Data records:

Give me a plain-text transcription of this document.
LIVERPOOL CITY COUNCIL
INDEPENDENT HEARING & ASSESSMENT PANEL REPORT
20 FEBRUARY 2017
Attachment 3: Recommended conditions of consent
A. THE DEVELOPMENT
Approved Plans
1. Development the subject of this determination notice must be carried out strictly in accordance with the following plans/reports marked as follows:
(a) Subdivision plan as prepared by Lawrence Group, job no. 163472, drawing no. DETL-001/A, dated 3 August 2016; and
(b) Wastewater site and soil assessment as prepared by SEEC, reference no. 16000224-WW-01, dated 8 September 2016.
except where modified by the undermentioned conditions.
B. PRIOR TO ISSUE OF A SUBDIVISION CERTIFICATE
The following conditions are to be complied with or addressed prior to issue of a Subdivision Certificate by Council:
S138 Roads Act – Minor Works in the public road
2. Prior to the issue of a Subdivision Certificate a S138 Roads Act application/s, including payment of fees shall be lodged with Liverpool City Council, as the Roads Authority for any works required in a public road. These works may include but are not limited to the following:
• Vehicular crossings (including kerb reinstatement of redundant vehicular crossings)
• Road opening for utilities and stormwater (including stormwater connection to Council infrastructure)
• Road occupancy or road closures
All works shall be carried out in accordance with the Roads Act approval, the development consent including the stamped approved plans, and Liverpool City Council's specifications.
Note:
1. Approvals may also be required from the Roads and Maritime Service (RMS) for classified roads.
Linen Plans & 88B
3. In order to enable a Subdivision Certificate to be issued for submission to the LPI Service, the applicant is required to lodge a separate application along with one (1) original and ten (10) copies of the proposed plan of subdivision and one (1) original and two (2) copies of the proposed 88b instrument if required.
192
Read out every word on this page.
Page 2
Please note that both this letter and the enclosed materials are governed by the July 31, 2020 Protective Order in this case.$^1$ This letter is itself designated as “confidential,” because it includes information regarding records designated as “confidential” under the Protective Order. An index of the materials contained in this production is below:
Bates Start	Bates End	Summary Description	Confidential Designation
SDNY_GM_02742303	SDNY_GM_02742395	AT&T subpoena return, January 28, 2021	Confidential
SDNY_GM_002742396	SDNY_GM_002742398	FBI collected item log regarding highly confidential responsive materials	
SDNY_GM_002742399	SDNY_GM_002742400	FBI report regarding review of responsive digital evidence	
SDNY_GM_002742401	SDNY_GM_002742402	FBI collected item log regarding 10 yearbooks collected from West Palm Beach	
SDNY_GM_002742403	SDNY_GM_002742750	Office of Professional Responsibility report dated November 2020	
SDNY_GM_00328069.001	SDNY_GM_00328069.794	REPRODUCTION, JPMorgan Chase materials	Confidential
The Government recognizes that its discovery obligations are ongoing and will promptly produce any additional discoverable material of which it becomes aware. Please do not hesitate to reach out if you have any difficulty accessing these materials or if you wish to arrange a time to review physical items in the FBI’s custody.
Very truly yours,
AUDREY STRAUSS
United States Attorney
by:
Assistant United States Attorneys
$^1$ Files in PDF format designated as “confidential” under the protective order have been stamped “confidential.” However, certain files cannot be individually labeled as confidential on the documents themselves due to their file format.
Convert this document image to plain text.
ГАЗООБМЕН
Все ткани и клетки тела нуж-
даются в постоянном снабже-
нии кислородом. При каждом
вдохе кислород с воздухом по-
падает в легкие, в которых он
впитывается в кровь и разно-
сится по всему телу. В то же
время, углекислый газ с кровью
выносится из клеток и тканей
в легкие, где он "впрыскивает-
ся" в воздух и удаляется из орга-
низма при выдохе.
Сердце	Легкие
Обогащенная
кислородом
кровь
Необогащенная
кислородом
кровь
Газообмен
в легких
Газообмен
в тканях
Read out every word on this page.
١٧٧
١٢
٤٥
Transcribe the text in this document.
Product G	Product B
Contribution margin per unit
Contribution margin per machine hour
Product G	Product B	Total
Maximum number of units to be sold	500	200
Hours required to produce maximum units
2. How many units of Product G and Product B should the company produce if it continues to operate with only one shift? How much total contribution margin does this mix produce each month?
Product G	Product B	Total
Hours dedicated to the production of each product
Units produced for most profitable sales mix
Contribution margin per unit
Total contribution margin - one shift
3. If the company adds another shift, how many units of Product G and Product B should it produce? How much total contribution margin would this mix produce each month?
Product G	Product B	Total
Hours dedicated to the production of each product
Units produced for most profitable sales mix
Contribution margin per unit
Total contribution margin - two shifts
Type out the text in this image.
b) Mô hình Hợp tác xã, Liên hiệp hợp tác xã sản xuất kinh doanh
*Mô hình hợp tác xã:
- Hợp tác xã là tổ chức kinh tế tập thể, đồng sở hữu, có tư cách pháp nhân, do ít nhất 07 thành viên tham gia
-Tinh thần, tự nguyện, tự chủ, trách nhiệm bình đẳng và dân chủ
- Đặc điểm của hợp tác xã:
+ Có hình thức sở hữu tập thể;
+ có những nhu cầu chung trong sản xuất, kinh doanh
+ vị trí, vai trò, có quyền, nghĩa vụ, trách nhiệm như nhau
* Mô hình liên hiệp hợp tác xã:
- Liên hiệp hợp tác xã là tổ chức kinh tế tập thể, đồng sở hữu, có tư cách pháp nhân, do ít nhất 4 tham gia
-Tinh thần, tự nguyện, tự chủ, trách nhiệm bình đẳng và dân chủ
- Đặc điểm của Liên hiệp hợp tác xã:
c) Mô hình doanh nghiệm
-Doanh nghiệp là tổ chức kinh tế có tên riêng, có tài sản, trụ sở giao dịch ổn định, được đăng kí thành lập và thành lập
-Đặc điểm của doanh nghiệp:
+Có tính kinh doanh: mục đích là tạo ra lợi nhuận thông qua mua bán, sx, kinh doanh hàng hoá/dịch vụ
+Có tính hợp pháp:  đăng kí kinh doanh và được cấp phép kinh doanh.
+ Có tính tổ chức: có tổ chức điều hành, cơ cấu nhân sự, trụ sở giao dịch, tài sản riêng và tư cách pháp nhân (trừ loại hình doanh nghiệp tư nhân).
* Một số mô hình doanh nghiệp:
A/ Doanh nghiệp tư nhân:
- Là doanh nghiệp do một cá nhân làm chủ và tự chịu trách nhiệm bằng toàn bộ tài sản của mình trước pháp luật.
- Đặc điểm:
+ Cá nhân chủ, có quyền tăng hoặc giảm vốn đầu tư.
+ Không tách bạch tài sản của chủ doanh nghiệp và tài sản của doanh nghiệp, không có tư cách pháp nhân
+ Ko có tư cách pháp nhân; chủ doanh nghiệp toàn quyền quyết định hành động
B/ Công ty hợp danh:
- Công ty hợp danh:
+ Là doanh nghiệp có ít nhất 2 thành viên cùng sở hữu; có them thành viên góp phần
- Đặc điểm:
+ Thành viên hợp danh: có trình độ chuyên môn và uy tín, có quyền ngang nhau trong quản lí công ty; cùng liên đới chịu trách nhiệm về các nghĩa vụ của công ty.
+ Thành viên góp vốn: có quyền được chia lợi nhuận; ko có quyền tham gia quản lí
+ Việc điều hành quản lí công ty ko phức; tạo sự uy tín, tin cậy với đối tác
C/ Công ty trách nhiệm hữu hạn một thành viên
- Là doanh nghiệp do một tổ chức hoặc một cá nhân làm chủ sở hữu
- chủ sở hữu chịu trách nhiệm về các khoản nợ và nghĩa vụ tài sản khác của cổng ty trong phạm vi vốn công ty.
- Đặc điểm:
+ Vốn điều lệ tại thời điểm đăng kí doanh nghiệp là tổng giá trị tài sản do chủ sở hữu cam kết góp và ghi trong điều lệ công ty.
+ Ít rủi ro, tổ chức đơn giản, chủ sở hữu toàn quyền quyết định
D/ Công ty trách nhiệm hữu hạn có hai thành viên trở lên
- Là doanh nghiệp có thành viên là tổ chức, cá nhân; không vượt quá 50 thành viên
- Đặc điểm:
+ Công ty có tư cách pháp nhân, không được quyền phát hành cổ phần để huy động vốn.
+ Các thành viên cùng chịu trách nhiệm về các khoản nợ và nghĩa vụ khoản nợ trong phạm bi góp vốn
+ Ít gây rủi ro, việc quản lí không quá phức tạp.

Problem:
Find every line containing the word "consent", then give the total and nothing more.

Finished exercise:
2